----- Information provided
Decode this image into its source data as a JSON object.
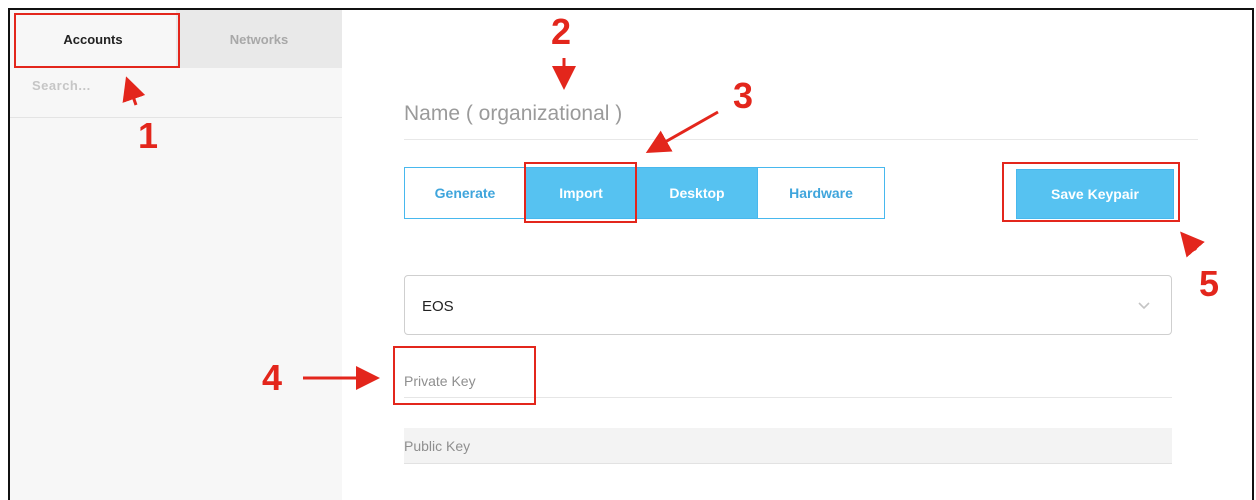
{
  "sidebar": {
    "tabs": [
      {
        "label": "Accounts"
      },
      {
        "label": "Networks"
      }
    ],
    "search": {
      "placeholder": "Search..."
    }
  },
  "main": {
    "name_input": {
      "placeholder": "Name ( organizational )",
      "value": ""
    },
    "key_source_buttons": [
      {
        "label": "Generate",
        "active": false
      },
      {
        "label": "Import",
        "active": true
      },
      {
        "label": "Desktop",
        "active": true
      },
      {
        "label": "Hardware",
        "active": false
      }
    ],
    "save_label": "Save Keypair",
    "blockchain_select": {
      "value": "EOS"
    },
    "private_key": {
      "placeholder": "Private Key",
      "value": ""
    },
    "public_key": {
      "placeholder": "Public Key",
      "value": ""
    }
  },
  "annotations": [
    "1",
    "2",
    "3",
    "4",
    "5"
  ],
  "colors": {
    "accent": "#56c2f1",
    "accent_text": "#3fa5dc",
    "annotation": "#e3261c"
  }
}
----------
» **Short problem**: Every line above should be returned word for word, with the pictures left behind.

» **Correct answer**:
Decode this image into its source data as a JSON object.
{
  "sidebar": {
    "tabs": [
      {
        "label": "Accounts"
      },
      {
        "label": "Networks"
      }
    ],
    "search": {
      "placeholder": "Search..."
    }
  },
  "main": {
    "name_input": {
      "placeholder": "Name ( organizational )",
      "value": ""
    },
    "key_source_buttons": [
      {
        "label": "Generate",
        "active": false
      },
      {
        "label": "Import",
        "active": true
      },
      {
        "label": "Desktop",
        "active": true
      },
      {
        "label": "Hardware",
        "active": false
      }
    ],
    "save_label": "Save Keypair",
    "blockchain_select": {
      "value": "EOS"
    },
    "private_key": {
      "placeholder": "Private Key",
      "value": ""
    },
    "public_key": {
      "placeholder": "Public Key",
      "value": ""
    }
  },
  "annotations": [
    "1",
    "2",
    "3",
    "4",
    "5"
  ],
  "colors": {
    "accent": "#56c2f1",
    "accent_text": "#3fa5dc",
    "annotation": "#e3261c"
  }
}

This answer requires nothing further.